• What this task involves:
Copy the lines that follow, keeping every character the same.

• The records:
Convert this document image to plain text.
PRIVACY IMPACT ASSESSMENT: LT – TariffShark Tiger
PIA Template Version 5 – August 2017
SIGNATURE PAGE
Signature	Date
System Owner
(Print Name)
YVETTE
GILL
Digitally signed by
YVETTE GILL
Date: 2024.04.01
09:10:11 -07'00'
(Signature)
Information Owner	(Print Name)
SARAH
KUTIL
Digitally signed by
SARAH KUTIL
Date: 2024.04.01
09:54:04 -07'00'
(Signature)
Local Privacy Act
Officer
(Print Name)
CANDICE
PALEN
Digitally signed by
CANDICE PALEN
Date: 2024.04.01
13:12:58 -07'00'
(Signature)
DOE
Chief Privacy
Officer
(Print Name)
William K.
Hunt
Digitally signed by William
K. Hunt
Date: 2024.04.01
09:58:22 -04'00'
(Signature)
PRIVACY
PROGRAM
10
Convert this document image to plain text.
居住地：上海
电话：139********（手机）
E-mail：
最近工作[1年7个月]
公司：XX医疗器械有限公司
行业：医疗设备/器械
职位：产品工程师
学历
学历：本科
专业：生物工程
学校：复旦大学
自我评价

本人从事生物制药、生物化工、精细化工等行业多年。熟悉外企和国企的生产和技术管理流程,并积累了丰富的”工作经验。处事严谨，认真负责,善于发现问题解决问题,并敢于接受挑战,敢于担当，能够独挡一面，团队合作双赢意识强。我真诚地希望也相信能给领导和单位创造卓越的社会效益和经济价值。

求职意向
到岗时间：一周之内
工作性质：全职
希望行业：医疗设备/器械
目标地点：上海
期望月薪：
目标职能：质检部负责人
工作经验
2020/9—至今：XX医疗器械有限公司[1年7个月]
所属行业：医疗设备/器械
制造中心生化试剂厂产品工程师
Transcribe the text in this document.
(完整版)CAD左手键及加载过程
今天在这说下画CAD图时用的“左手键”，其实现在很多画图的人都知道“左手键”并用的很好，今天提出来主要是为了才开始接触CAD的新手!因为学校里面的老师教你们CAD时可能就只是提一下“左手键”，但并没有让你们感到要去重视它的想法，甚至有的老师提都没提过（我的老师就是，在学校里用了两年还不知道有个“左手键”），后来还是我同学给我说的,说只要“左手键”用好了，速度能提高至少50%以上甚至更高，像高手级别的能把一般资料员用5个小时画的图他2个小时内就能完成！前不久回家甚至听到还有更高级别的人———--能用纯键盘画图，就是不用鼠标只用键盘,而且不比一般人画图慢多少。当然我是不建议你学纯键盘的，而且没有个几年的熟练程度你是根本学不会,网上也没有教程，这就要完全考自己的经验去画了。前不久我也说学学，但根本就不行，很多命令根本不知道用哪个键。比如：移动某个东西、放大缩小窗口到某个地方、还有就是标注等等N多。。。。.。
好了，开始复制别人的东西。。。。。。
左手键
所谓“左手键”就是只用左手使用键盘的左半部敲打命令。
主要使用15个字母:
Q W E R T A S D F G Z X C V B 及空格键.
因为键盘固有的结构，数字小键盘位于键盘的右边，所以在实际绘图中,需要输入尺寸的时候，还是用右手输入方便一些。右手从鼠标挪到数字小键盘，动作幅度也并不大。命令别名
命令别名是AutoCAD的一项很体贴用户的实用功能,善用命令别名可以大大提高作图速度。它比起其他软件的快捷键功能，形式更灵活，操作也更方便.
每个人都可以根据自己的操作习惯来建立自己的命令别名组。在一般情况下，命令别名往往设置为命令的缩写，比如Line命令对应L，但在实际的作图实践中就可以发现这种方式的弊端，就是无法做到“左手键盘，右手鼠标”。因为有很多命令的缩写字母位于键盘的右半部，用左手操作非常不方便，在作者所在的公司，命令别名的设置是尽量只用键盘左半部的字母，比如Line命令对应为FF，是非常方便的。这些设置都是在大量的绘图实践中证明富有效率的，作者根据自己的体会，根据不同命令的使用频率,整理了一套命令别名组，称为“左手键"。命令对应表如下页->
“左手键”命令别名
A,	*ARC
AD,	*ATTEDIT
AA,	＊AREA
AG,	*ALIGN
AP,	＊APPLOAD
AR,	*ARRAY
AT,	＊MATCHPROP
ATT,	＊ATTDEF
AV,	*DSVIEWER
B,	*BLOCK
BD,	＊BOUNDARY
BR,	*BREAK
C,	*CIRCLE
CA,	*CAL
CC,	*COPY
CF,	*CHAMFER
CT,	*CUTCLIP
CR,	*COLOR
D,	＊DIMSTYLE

• Answer to the task:
Convert this document image to plain text.
PRIVACY IMPACT ASSESSMENT: LT – TariffShark Tiger
PIA Template Version 5 – August 2017
SIGNATURE PAGE
Signature	Date
System Owner
(Print Name)
YVETTE
GILL
Digitally signed by
YVETTE GILL
Date: 2024.04.01
09:10:11 -07'00'
(Signature)
Information Owner	(Print Name)
SARAH
KUTIL
Digitally signed by
SARAH KUTIL
Date: 2024.04.01
09:54:04 -07'00'
(Signature)
Local Privacy Act
Officer
(Print Name)
CANDICE
PALEN
Digitally signed by
CANDICE PALEN
Date: 2024.04.01
13:12:58 -07'00'
(Signature)
DOE
Chief Privacy
Officer
(Print Name)
William K.
Hunt
Digitally signed by William
K. Hunt
Date: 2024.04.01
09:58:22 -04'00'
(Signature)
PRIVACY
PROGRAM
10
Convert this document image to plain text.
居住地：上海
电话：139********（手机）
E-mail：
最近工作[1年7个月]
公司：XX医疗器械有限公司
行业：医疗设备/器械
职位：产品工程师
学历
学历：本科
专业：生物工程
学校：复旦大学
自我评价

本人从事生物制药、生物化工、精细化工等行业多年。熟悉外企和国企的生产和技术管理流程,并积累了丰富的”工作经验。处事严谨，认真负责,善于发现问题解决问题,并敢于接受挑战,敢于担当，能够独挡一面，团队合作双赢意识强。我真诚地希望也相信能给领导和单位创造卓越的社会效益和经济价值。

求职意向
到岗时间：一周之内
工作性质：全职
希望行业：医疗设备/器械
目标地点：上海
期望月薪：
目标职能：质检部负责人
工作经验
2020/9—至今：XX医疗器械有限公司[1年7个月]
所属行业：医疗设备/器械
制造中心生化试剂厂产品工程师
Transcribe the text in this document.
(完整版)CAD左手键及加载过程
今天在这说下画CAD图时用的“左手键”，其实现在很多画图的人都知道“左手键”并用的很好，今天提出来主要是为了才开始接触CAD的新手!因为学校里面的老师教你们CAD时可能就只是提一下“左手键”，但并没有让你们感到要去重视它的想法，甚至有的老师提都没提过（我的老师就是，在学校里用了两年还不知道有个“左手键”），后来还是我同学给我说的,说只要“左手键”用好了，速度能提高至少50%以上甚至更高，像高手级别的能把一般资料员用5个小时画的图他2个小时内就能完成！前不久回家甚至听到还有更高级别的人———--能用纯键盘画图，就是不用鼠标只用键盘,而且不比一般人画图慢多少。当然我是不建议你学纯键盘的，而且没有个几年的熟练程度你是根本学不会,网上也没有教程，这就要完全考自己的经验去画了。前不久我也说学学，但根本就不行，很多命令根本不知道用哪个键。比如：移动某个东西、放大缩小窗口到某个地方、还有就是标注等等N多。。。。.。
好了，开始复制别人的东西。。。。。。
左手键
所谓“左手键”就是只用左手使用键盘的左半部敲打命令。
主要使用15个字母:
Q W E R T A S D F G Z X C V B 及空格键.
因为键盘固有的结构，数字小键盘位于键盘的右边，所以在实际绘图中,需要输入尺寸的时候，还是用右手输入方便一些。右手从鼠标挪到数字小键盘，动作幅度也并不大。命令别名
命令别名是AutoCAD的一项很体贴用户的实用功能,善用命令别名可以大大提高作图速度。它比起其他软件的快捷键功能，形式更灵活，操作也更方便.
每个人都可以根据自己的操作习惯来建立自己的命令别名组。在一般情况下，命令别名往往设置为命令的缩写，比如Line命令对应L，但在实际的作图实践中就可以发现这种方式的弊端，就是无法做到“左手键盘，右手鼠标”。因为有很多命令的缩写字母位于键盘的右半部，用左手操作非常不方便，在作者所在的公司，命令别名的设置是尽量只用键盘左半部的字母，比如Line命令对应为FF，是非常方便的。这些设置都是在大量的绘图实践中证明富有效率的，作者根据自己的体会，根据不同命令的使用频率,整理了一套命令别名组，称为“左手键"。命令对应表如下页->
“左手键”命令别名
A,	*ARC
AD,	*ATTEDIT
AA,	＊AREA
AG,	*ALIGN
AP,	＊APPLOAD
AR,	*ARRAY
AT,	＊MATCHPROP
ATT,	＊ATTDEF
AV,	*DSVIEWER
B,	*BLOCK
BD,	＊BOUNDARY
BR,	*BREAK
C,	*CIRCLE
CA,	*CAL
CC,	*COPY
CF,	*CHAMFER
CT,	*CUTCLIP
CR,	*COLOR
D,	＊DIMSTYLE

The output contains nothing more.